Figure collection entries
* * * * * * *

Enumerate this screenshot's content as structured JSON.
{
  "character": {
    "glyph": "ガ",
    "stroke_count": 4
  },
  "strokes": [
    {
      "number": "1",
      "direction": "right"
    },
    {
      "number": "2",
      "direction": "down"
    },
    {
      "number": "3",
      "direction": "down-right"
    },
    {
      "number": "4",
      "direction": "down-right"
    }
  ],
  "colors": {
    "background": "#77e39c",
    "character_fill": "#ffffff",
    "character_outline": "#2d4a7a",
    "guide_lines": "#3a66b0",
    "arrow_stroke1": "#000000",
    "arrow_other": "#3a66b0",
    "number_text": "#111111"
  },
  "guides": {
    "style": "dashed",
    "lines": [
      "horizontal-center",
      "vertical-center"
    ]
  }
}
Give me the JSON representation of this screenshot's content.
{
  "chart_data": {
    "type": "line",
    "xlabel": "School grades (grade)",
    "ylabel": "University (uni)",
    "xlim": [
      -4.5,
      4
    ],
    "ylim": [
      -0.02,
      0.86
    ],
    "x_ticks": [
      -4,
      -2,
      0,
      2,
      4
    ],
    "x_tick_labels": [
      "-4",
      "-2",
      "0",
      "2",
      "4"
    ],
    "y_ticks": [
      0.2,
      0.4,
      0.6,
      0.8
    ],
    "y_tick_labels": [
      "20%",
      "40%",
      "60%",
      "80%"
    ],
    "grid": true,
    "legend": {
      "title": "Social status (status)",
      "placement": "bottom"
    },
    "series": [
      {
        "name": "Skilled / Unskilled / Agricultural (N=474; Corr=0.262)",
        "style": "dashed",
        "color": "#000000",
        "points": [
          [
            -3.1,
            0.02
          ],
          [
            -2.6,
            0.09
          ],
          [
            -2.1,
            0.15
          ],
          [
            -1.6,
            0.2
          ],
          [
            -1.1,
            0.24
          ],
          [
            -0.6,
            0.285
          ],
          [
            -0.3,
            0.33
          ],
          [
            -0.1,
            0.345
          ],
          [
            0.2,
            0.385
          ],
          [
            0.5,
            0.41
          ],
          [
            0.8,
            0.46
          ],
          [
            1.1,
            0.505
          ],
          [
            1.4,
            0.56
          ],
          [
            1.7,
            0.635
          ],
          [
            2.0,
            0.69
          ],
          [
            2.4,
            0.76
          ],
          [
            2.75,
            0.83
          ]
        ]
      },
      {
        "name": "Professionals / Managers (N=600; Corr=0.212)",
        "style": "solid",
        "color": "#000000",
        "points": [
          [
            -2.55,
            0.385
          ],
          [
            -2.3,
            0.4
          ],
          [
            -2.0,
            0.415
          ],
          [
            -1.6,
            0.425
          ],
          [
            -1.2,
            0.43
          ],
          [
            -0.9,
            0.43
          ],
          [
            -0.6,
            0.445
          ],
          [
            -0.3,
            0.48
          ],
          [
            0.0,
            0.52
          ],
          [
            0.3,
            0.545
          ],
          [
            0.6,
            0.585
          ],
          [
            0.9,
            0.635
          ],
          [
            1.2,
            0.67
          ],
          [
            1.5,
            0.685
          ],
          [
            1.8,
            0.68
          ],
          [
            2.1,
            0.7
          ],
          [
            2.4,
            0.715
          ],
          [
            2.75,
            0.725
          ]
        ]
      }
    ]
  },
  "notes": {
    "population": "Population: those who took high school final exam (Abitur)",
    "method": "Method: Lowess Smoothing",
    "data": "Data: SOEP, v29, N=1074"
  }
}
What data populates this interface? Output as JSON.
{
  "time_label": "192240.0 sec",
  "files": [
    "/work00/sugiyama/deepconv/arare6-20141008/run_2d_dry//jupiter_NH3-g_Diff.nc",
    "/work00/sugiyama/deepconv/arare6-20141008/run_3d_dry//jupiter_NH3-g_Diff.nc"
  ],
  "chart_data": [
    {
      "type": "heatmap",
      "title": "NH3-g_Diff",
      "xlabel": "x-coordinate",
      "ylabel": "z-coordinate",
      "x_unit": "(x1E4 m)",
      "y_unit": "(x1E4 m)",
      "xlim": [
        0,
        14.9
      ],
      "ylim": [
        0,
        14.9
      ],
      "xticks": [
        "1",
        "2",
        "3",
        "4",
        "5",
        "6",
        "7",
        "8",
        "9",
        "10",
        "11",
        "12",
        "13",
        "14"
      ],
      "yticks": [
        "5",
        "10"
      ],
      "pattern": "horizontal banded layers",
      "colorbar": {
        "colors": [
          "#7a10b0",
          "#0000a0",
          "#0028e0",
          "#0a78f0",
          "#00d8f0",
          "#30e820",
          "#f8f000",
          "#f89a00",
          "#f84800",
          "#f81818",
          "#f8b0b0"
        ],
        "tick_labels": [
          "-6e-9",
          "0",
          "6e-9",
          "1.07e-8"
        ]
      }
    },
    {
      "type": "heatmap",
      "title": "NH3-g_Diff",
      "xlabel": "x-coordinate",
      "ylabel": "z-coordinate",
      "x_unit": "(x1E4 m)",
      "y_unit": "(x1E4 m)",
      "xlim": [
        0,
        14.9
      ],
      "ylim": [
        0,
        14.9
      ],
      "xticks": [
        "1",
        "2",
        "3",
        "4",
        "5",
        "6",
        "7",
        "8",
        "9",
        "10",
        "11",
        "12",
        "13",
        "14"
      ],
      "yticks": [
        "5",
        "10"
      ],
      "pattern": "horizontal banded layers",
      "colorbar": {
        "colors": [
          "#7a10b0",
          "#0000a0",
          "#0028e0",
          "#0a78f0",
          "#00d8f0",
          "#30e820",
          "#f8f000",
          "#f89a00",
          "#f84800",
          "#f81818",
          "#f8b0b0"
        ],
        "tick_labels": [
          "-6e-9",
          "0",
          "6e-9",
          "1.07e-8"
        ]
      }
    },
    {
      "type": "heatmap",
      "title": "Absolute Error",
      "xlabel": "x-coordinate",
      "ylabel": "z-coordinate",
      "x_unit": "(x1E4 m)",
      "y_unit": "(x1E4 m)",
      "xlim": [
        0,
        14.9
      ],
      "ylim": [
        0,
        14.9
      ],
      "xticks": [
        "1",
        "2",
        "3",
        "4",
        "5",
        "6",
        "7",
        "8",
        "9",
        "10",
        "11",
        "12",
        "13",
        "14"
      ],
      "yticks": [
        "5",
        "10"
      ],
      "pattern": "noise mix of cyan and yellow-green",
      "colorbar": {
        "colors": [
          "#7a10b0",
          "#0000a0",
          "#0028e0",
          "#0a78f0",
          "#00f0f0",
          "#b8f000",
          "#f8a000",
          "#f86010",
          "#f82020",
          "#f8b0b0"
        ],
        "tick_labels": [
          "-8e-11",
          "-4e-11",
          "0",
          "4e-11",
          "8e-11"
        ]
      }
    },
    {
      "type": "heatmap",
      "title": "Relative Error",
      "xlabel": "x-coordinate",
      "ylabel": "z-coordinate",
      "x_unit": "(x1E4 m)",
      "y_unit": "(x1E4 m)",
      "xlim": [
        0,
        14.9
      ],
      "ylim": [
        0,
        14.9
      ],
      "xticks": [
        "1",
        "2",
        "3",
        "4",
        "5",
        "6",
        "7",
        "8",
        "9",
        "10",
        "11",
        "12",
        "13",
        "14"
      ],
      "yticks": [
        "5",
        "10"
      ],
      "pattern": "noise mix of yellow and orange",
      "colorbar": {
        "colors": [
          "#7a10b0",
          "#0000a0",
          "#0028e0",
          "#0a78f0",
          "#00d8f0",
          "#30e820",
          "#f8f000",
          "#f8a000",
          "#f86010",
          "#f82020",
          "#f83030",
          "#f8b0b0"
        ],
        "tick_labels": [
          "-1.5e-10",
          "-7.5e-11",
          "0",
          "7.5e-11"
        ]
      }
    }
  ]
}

* * * * * * *

## Do this
Retype the whole listing, matching it exactly.

## Answer
Enumerate this screenshot's content as structured JSON.
{
  "character": {
    "glyph": "ガ",
    "stroke_count": 4
  },
  "strokes": [
    {
      "number": "1",
      "direction": "right"
    },
    {
      "number": "2",
      "direction": "down"
    },
    {
      "number": "3",
      "direction": "down-right"
    },
    {
      "number": "4",
      "direction": "down-right"
    }
  ],
  "colors": {
    "background": "#77e39c",
    "character_fill": "#ffffff",
    "character_outline": "#2d4a7a",
    "guide_lines": "#3a66b0",
    "arrow_stroke1": "#000000",
    "arrow_other": "#3a66b0",
    "number_text": "#111111"
  },
  "guides": {
    "style": "dashed",
    "lines": [
      "horizontal-center",
      "vertical-center"
    ]
  }
}
Give me the JSON representation of this screenshot's content.
{
  "chart_data": {
    "type": "line",
    "xlabel": "School grades (grade)",
    "ylabel": "University (uni)",
    "xlim": [
      -4.5,
      4
    ],
    "ylim": [
      -0.02,
      0.86
    ],
    "x_ticks": [
      -4,
      -2,
      0,
      2,
      4
    ],
    "x_tick_labels": [
      "-4",
      "-2",
      "0",
      "2",
      "4"
    ],
    "y_ticks": [
      0.2,
      0.4,
      0.6,
      0.8
    ],
    "y_tick_labels": [
      "20%",
      "40%",
      "60%",
      "80%"
    ],
    "grid": true,
    "legend": {
      "title": "Social status (status)",
      "placement": "bottom"
    },
    "series": [
      {
        "name": "Skilled / Unskilled / Agricultural (N=474; Corr=0.262)",
        "style": "dashed",
        "color": "#000000",
        "points": [
          [
            -3.1,
            0.02
          ],
          [
            -2.6,
            0.09
          ],
          [
            -2.1,
            0.15
          ],
          [
            -1.6,
            0.2
          ],
          [
            -1.1,
            0.24
          ],
          [
            -0.6,
            0.285
          ],
          [
            -0.3,
            0.33
          ],
          [
            -0.1,
            0.345
          ],
          [
            0.2,
            0.385
          ],
          [
            0.5,
            0.41
          ],
          [
            0.8,
            0.46
          ],
          [
            1.1,
            0.505
          ],
          [
            1.4,
            0.56
          ],
          [
            1.7,
            0.635
          ],
          [
            2.0,
            0.69
          ],
          [
            2.4,
            0.76
          ],
          [
            2.75,
            0.83
          ]
        ]
      },
      {
        "name": "Professionals / Managers (N=600; Corr=0.212)",
        "style": "solid",
        "color": "#000000",
        "points": [
          [
            -2.55,
            0.385
          ],
          [
            -2.3,
            0.4
          ],
          [
            -2.0,
            0.415
          ],
          [
            -1.6,
            0.425
          ],
          [
            -1.2,
            0.43
          ],
          [
            -0.9,
            0.43
          ],
          [
            -0.6,
            0.445
          ],
          [
            -0.3,
            0.48
          ],
          [
            0.0,
            0.52
          ],
          [
            0.3,
            0.545
          ],
          [
            0.6,
            0.585
          ],
          [
            0.9,
            0.635
          ],
          [
            1.2,
            0.67
          ],
          [
            1.5,
            0.685
          ],
          [
            1.8,
            0.68
          ],
          [
            2.1,
            0.7
          ],
          [
            2.4,
            0.715
          ],
          [
            2.75,
            0.725
          ]
        ]
      }
    ]
  },
  "notes": {
    "population": "Population: those who took high school final exam (Abitur)",
    "method": "Method: Lowess Smoothing",
    "data": "Data: SOEP, v29, N=1074"
  }
}
What data populates this interface? Output as JSON.
{
  "time_label": "192240.0 sec",
  "files": [
    "/work00/sugiyama/deepconv/arare6-20141008/run_2d_dry//jupiter_NH3-g_Diff.nc",
    "/work00/sugiyama/deepconv/arare6-20141008/run_3d_dry//jupiter_NH3-g_Diff.nc"
  ],
  "chart_data": [
    {
      "type": "heatmap",
      "title": "NH3-g_Diff",
      "xlabel": "x-coordinate",
      "ylabel": "z-coordinate",
      "x_unit": "(x1E4 m)",
      "y_unit": "(x1E4 m)",
      "xlim": [
        0,
        14.9
      ],
      "ylim": [
        0,
        14.9
      ],
      "xticks": [
        "1",
        "2",
        "3",
        "4",
        "5",
        "6",
        "7",
        "8",
        "9",
        "10",
        "11",
        "12",
        "13",
        "14"
      ],
      "yticks": [
        "5",
        "10"
      ],
      "pattern": "horizontal banded layers",
      "colorbar": {
        "colors": [
          "#7a10b0",
          "#0000a0",
          "#0028e0",
          "#0a78f0",
          "#00d8f0",
          "#30e820",
          "#f8f000",
          "#f89a00",
          "#f84800",
          "#f81818",
          "#f8b0b0"
        ],
        "tick_labels": [
          "-6e-9",
          "0",
          "6e-9",
          "1.07e-8"
        ]
      }
    },
    {
      "type": "heatmap",
      "title": "NH3-g_Diff",
      "xlabel": "x-coordinate",
      "ylabel": "z-coordinate",
      "x_unit": "(x1E4 m)",
      "y_unit": "(x1E4 m)",
      "xlim": [
        0,
        14.9
      ],
      "ylim": [
        0,
        14.9
      ],
      "xticks": [
        "1",
        "2",
        "3",
        "4",
        "5",
        "6",
        "7",
        "8",
        "9",
        "10",
        "11",
        "12",
        "13",
        "14"
      ],
      "yticks": [
        "5",
        "10"
      ],
      "pattern": "horizontal banded layers",
      "colorbar": {
        "colors": [
          "#7a10b0",
          "#0000a0",
          "#0028e0",
          "#0a78f0",
          "#00d8f0",
          "#30e820",
          "#f8f000",
          "#f89a00",
          "#f84800",
          "#f81818",
          "#f8b0b0"
        ],
        "tick_labels": [
          "-6e-9",
          "0",
          "6e-9",
          "1.07e-8"
        ]
      }
    },
    {
      "type": "heatmap",
      "title": "Absolute Error",
      "xlabel": "x-coordinate",
      "ylabel": "z-coordinate",
      "x_unit": "(x1E4 m)",
      "y_unit": "(x1E4 m)",
      "xlim": [
        0,
        14.9
      ],
      "ylim": [
        0,
        14.9
      ],
      "xticks": [
        "1",
        "2",
        "3",
        "4",
        "5",
        "6",
        "7",
        "8",
        "9",
        "10",
        "11",
        "12",
        "13",
        "14"
      ],
      "yticks": [
        "5",
        "10"
      ],
      "pattern": "noise mix of cyan and yellow-green",
      "colorbar": {
        "colors": [
          "#7a10b0",
          "#0000a0",
          "#0028e0",
          "#0a78f0",
          "#00f0f0",
          "#b8f000",
          "#f8a000",
          "#f86010",
          "#f82020",
          "#f8b0b0"
        ],
        "tick_labels": [
          "-8e-11",
          "-4e-11",
          "0",
          "4e-11",
          "8e-11"
        ]
      }
    },
    {
      "type": "heatmap",
      "title": "Relative Error",
      "xlabel": "x-coordinate",
      "ylabel": "z-coordinate",
      "x_unit": "(x1E4 m)",
      "y_unit": "(x1E4 m)",
      "xlim": [
        0,
        14.9
      ],
      "ylim": [
        0,
        14.9
      ],
      "xticks": [
        "1",
        "2",
        "3",
        "4",
        "5",
        "6",
        "7",
        "8",
        "9",
        "10",
        "11",
        "12",
        "13",
        "14"
      ],
      "yticks": [
        "5",
        "10"
      ],
      "pattern": "noise mix of yellow and orange",
      "colorbar": {
        "colors": [
          "#7a10b0",
          "#0000a0",
          "#0028e0",
          "#0a78f0",
          "#00d8f0",
          "#30e820",
          "#f8f000",
          "#f8a000",
          "#f86010",
          "#f82020",
          "#f83030",
          "#f8b0b0"
        ],
        "tick_labels": [
          "-1.5e-10",
          "-7.5e-11",
          "0",
          "7.5e-11"
        ]
      }
    }
  ]
}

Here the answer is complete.